Given passage:
Possibly prompted by the premonition of ultimate doom or so that future generations might know of them and their beliefs some unknown souls of the Qumran community thought it wise for safe keeping to hide their records in earthen pots in the mountains – an act of prudence that has brought us the Dead Sea Scrolls.

So what does this all mean in terms of Christianity, Jesus, Christian beliefs and so forth? What it means is that everything today’s Christians think they know about Christianity is false. Their beliefs are simply a patchwork canon of old world Jewish superstitions in a messiah who never came packaged in colourful layers of numerous popular pagan beliefs of the victorious Graeco-Roman culture and re-marketed as the Jesus myth.

The blow to mainstream Judaism and the Apocalyptic cults of Judaism we call Christianity dealt to them so violently by the Romans must have shaken their belief system at the very root. The Romans did not simply come to Judea in 70 CE to suppress a small uprising – they came to stamp out such political discontent once and for all. Thus they were very through in what they came to do.

It is often thought that the Romans persecuted Jews and later on Christians for their religious beliefs but essentially that is not true. Both the Jews and the Christians were persecuted by the Romans for political reasons – political reasons that may have grown out of religious sentiments but political in Roman thinking nonetheless.

As for religion Rome was as tolerant and benevolent as anyone in the ancient world could expect. But in matters of political intrigue Rome historically had a zero tolerance. For the Jews it was a matter of old beliefs that God had selected them among all people in his creation as the chosen ones and given them a land (Judea) in which to live and to rule themselves. Thus God’s promise was not fulfilled until every foreign power had been expelled from Judea. And Christianity followed close behind with the strong monotheistic belief that they should put no God before their God least they burn in Hell forever – what to speak of worshiping the Emperor as a man-God – something that every member of the Roman Empire was required to do at least once in a year. Failure to do so marked one as a political dissident and a condemned man. Thus both Jew and Christian found themselves on a collision course with Rome from the very beginning.

Excerpted records:

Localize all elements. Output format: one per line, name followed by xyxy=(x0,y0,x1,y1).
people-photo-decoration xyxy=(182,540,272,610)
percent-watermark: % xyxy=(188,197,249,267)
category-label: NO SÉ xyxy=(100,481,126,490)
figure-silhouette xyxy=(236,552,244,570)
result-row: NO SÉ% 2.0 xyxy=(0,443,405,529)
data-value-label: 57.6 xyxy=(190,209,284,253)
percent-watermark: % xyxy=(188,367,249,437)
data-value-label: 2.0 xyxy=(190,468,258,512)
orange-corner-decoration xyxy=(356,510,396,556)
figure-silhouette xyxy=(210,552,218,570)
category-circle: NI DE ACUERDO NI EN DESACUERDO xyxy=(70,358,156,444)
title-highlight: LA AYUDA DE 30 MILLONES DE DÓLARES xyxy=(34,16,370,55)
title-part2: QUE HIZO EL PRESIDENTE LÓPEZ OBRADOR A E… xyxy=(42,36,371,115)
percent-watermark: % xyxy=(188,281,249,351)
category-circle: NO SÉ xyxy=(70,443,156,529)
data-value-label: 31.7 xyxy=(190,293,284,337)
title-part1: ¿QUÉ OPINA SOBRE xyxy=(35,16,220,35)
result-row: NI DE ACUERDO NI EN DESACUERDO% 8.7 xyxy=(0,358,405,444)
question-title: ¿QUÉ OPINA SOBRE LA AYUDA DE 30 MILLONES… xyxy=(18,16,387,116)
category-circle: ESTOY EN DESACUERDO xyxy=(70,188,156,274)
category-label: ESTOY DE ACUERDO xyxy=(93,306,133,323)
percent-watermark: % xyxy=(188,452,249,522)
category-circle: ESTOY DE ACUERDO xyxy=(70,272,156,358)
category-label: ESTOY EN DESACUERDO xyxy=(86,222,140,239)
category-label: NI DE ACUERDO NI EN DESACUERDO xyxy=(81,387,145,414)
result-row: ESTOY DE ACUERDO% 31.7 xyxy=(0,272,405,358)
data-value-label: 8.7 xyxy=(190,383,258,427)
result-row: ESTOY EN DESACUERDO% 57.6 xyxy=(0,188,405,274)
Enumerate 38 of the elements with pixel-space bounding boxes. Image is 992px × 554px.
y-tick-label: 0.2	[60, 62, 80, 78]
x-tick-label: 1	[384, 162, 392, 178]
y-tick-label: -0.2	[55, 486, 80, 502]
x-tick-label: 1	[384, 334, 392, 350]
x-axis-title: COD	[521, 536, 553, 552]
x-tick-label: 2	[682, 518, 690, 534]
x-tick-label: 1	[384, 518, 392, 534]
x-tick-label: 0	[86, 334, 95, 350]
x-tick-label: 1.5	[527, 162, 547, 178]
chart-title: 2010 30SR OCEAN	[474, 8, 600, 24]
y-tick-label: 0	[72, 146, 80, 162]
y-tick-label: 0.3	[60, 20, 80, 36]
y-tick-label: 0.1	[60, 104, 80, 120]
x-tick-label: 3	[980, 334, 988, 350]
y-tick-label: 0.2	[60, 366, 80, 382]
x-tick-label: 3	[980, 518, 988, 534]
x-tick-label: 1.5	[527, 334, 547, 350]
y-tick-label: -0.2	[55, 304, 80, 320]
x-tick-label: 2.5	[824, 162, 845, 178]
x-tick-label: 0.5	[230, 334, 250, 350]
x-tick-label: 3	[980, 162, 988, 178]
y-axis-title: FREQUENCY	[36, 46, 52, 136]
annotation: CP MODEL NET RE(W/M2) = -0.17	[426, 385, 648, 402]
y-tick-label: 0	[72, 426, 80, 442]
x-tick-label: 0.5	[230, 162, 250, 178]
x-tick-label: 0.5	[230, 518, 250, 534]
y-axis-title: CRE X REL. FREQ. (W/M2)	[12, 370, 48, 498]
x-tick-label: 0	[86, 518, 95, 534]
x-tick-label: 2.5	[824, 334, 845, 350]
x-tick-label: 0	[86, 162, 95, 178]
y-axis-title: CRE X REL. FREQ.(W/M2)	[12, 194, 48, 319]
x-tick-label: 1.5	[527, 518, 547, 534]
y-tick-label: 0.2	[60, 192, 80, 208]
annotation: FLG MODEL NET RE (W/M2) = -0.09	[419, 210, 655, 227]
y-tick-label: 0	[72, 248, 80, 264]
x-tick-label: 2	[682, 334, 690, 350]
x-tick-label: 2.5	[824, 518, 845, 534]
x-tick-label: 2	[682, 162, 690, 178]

Exercise goal: Carry on the passage about Rome, the Jews and early Christianity from its last sentence. The items are separate from the passage about the Dead Sea Scrolls and Rome.

Expected answer:
This hopeless situation however ultimately gave rise to a novel idea of religion via the preaching of Paul of Tarsus. Paul seized the moment and breathed hope back into the faith of an otherwise thoroughly defeated and demoralized people. Those who had lost all hope in a messiah [who failed them] were told by Paul that indeed the messiah had come and died for their sins [though they failed to recognize him] giving them access not to a kingdom of this world but to the very Kingdom of God in Heaven. Paul took his message among the Gentiles [where he had some influence and had been raised in his youth] and there he found another weary people whom in addition to the worshiping of many Gods needed in their lives the security of salvation in the afterlife. Thus Jew, Gentile and Christian found hope in the fertile imagination of Paul.

As for the Dead Sea Scrolls – they are mostly forgotten. The contents of the Dead Sea Scrolls are known among scholars but such are never preached to enlighten the common man. The average persons are too busy watching cable TV or listening to their favourite song on an iPod to take the trouble of investigating what the greatest archaeological discovery of the 20th century had in store. Such laziness to endeavour to find the truth however is greatly exploited by the clergy of cheating institutions who are expert in capitalizing on the popularity of myths and binding people with a labyrinth of religious superstitions. But this is certainly not becoming of one who in this rare human birth has come to Krishna consciousness and who has the God gifted intelligence to understand the facts when they are presented.